**Records provided**
################
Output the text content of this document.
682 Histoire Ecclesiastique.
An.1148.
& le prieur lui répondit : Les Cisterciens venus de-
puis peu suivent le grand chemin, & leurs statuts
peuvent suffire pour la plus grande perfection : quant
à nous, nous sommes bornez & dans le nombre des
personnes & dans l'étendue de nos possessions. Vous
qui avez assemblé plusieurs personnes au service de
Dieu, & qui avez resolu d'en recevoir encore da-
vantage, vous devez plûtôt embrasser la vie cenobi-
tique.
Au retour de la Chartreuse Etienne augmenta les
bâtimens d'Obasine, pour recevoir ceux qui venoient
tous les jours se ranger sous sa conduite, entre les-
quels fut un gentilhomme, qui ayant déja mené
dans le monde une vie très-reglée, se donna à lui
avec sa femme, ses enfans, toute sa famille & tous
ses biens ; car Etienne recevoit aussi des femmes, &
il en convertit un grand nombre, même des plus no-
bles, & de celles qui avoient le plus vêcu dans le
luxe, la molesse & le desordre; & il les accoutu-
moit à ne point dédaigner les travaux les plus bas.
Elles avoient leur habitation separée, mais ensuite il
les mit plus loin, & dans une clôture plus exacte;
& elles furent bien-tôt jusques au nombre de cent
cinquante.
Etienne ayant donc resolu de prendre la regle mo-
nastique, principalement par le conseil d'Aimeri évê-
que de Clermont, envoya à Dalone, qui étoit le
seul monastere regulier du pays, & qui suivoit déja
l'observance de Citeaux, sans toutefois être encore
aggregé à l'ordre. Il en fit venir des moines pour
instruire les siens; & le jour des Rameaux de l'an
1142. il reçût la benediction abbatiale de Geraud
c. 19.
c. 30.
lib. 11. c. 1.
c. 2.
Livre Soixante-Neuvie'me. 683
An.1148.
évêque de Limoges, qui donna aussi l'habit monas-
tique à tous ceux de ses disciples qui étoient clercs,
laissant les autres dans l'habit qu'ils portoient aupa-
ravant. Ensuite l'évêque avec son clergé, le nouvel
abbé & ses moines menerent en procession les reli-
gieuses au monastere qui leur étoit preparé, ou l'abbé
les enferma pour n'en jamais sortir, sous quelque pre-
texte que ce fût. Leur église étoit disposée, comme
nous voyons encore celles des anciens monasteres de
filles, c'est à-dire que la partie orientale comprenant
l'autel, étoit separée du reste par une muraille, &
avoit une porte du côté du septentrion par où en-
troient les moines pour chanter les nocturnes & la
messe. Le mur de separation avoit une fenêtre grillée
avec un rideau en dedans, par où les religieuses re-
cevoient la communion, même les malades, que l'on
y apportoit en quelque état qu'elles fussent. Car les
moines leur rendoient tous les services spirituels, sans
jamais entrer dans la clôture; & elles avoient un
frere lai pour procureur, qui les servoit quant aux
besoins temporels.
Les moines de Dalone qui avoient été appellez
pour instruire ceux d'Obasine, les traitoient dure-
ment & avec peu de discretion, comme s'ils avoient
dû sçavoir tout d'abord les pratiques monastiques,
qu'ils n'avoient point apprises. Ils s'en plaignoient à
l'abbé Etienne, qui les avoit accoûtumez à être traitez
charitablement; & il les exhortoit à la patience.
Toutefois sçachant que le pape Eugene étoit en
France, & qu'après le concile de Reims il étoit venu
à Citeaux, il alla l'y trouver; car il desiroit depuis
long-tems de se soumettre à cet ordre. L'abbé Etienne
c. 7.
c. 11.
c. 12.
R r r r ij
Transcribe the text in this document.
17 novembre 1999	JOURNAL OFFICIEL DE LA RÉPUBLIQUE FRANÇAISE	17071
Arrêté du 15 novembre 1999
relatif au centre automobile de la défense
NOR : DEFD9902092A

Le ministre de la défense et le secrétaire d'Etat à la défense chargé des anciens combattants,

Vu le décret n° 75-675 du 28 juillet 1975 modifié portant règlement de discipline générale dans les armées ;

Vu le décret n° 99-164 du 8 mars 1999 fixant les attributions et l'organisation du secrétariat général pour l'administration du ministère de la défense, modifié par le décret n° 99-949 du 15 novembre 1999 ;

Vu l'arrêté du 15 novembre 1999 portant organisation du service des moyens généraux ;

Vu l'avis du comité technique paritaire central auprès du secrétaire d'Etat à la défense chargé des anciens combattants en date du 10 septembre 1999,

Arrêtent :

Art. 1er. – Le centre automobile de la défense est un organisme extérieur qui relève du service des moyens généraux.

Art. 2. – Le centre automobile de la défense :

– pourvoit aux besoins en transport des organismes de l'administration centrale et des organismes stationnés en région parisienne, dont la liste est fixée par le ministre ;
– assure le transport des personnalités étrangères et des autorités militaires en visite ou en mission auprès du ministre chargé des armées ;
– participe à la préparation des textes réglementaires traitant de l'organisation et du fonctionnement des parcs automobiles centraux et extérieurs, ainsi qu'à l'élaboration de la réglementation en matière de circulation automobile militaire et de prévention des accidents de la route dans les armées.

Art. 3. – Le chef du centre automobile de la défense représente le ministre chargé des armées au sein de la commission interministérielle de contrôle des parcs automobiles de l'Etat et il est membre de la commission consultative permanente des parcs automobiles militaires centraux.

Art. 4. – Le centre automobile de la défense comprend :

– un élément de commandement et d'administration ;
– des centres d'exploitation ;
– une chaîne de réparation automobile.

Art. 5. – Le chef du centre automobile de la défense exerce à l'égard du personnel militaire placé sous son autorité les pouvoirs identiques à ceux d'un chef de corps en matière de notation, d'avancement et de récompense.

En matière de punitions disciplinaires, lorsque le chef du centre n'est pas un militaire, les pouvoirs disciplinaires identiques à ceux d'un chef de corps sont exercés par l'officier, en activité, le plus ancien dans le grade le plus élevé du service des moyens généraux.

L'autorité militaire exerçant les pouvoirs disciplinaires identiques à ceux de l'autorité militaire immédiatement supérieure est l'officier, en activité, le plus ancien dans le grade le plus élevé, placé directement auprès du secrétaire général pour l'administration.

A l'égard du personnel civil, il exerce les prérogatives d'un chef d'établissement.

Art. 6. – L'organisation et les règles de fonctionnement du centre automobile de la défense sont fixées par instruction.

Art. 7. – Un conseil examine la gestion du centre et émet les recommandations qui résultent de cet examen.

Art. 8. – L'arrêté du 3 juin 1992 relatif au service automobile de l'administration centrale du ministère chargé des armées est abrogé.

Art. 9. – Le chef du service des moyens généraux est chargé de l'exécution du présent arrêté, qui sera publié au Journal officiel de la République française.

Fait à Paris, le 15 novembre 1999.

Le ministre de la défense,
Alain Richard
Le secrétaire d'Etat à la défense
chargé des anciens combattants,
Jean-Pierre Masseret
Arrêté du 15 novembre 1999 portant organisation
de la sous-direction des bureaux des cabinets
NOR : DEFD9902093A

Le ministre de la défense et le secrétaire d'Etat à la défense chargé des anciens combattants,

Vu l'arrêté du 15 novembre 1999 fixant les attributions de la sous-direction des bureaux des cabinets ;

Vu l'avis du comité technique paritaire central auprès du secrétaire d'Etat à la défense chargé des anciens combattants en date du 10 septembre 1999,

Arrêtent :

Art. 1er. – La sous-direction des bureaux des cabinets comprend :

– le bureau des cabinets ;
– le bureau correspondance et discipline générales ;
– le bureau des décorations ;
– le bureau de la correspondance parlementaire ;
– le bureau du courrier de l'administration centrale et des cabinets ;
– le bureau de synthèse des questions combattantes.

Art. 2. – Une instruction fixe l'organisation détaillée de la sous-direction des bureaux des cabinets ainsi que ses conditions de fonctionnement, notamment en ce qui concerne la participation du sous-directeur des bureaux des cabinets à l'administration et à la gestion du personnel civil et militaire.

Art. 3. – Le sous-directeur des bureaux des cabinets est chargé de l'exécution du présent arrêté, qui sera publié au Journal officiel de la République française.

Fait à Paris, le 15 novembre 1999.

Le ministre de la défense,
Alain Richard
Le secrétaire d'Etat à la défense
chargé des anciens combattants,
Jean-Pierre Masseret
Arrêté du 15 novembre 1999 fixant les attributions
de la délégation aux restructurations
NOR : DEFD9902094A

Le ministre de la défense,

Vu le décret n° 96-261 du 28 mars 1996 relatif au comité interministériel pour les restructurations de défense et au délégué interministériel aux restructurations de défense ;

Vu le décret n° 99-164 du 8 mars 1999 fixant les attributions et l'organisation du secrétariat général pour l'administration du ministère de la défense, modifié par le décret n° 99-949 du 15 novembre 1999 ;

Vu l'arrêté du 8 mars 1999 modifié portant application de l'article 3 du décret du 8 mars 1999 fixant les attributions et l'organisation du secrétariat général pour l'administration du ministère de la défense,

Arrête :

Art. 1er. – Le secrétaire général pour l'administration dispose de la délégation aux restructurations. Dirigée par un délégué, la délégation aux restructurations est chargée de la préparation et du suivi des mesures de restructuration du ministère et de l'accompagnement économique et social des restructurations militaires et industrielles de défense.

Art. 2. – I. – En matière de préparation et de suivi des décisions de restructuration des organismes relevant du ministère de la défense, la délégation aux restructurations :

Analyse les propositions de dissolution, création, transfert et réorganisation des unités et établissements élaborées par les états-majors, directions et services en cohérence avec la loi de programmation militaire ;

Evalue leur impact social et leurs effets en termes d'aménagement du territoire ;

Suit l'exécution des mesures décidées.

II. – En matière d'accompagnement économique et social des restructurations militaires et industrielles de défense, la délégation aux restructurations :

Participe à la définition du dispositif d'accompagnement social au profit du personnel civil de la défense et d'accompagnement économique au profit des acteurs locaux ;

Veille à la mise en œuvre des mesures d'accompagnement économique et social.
################
**Exercise directions**
Pick out the lines that include the word "organismes" and write them out.

**Task response**
– pourvoit aux besoins en transport des organismes de l'administration centrale et des organismes stationnés en région parisienne, dont la liste est fixée par le ministre ;
Art. 2. – I. – En matière de préparation et de suivi des décisions de restructuration des organismes relevant du ministère de la défense, la délégation aux restructurations :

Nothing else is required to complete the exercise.